### Challenge
Tally up the lines carrying the string "said" and respond with only the resulting number.

+++

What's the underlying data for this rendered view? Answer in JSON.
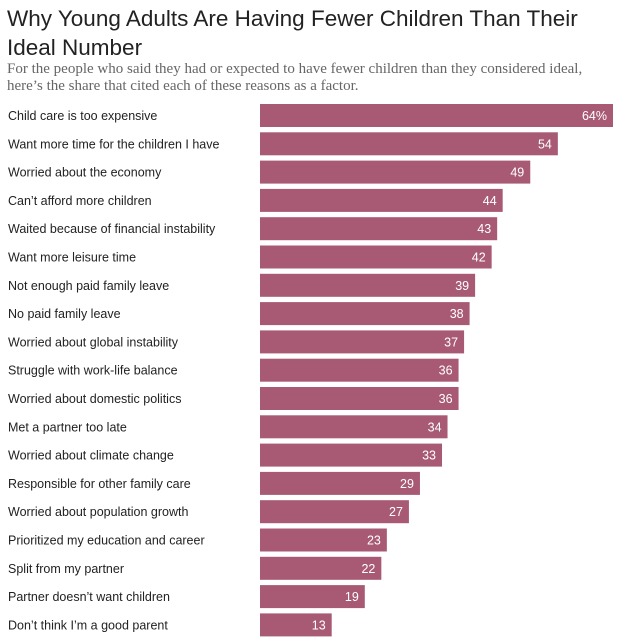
{
  "header": {
    "title": "Why Young Adults Are Having Fewer Children Than Their Ideal Number",
    "subtitle": "For the people who said they had or expected to have fewer children than they considered ideal, here’s the share that cited each of these reasons as a factor."
  },
  "colors": {
    "bar": "#a85a74",
    "label": "#222222",
    "value_text": "#ffffff"
  },
  "chart_data": {
    "type": "bar",
    "orientation": "horizontal",
    "title": "Why Young Adults Are Having Fewer Children Than Their Ideal Number",
    "subtitle": "For the people who said they had or expected to have fewer children than they considered ideal, here’s the share that cited each of these reasons as a factor.",
    "categories": [
      "Child care is too expensive",
      "Want more time for the children I have",
      "Worried about the economy",
      "Can’t afford more children",
      "Waited because of financial instability",
      "Want more leisure time",
      "Not enough paid family leave",
      "No paid family leave",
      "Worried about global instability",
      "Struggle with work-life balance",
      "Worried about domestic politics",
      "Met a partner too late",
      "Worried about climate change",
      "Responsible for other family care",
      "Worried about population growth",
      "Prioritized my education and career",
      "Split from my partner",
      "Partner doesn’t want children",
      "Don’t think I’m a good parent"
    ],
    "values": [
      64,
      54,
      49,
      44,
      43,
      42,
      39,
      38,
      37,
      36,
      36,
      34,
      33,
      29,
      27,
      23,
      22,
      19,
      13
    ],
    "value_labels": [
      "64%",
      "54",
      "49",
      "44",
      "43",
      "42",
      "39",
      "38",
      "37",
      "36",
      "36",
      "34",
      "33",
      "29",
      "27",
      "23",
      "22",
      "19",
      "13"
    ],
    "xlim": [
      0,
      64
    ],
    "grid": false,
    "legend": "none"
  }
}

+++

### Expected answer
2